Stored data
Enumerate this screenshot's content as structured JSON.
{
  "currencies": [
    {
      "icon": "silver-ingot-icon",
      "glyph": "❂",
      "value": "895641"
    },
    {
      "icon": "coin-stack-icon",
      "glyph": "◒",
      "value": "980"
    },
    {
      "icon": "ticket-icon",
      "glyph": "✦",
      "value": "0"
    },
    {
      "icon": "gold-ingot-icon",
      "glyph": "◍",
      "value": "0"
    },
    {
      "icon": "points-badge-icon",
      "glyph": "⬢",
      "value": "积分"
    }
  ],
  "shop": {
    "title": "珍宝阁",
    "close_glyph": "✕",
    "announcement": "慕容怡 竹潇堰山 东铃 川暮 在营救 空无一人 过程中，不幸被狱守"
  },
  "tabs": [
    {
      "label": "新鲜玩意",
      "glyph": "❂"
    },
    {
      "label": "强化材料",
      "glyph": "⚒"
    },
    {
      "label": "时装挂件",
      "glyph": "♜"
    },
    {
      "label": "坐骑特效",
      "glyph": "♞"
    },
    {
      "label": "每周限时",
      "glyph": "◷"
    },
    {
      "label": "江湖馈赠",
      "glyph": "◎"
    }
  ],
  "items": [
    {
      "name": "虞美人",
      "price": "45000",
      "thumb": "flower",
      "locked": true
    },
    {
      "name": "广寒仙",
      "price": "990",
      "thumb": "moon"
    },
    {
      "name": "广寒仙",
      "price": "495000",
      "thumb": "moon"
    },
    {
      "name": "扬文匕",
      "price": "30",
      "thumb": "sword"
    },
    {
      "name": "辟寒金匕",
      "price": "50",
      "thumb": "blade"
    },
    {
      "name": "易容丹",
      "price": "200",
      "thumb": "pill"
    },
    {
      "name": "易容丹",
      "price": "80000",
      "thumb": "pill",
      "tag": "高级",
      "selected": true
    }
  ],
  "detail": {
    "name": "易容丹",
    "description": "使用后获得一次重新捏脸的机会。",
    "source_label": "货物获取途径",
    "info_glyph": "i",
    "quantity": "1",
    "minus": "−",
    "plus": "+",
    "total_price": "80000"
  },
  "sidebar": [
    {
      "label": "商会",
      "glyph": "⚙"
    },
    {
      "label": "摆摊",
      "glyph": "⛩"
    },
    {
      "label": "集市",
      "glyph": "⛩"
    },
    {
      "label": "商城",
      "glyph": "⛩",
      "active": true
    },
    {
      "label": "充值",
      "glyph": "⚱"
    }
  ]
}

### EXERCISE PROMPT
Wherever "name" shows up in a line, copy that line.

### THE REPLY
      "name": "虞美人",
      "name": "广寒仙",
      "name": "广寒仙",
      "name": "扬文匕",
      "name": "辟寒金匕",
      "name": "易容丹",
      "name": "易容丹",
    "name": "易容丹",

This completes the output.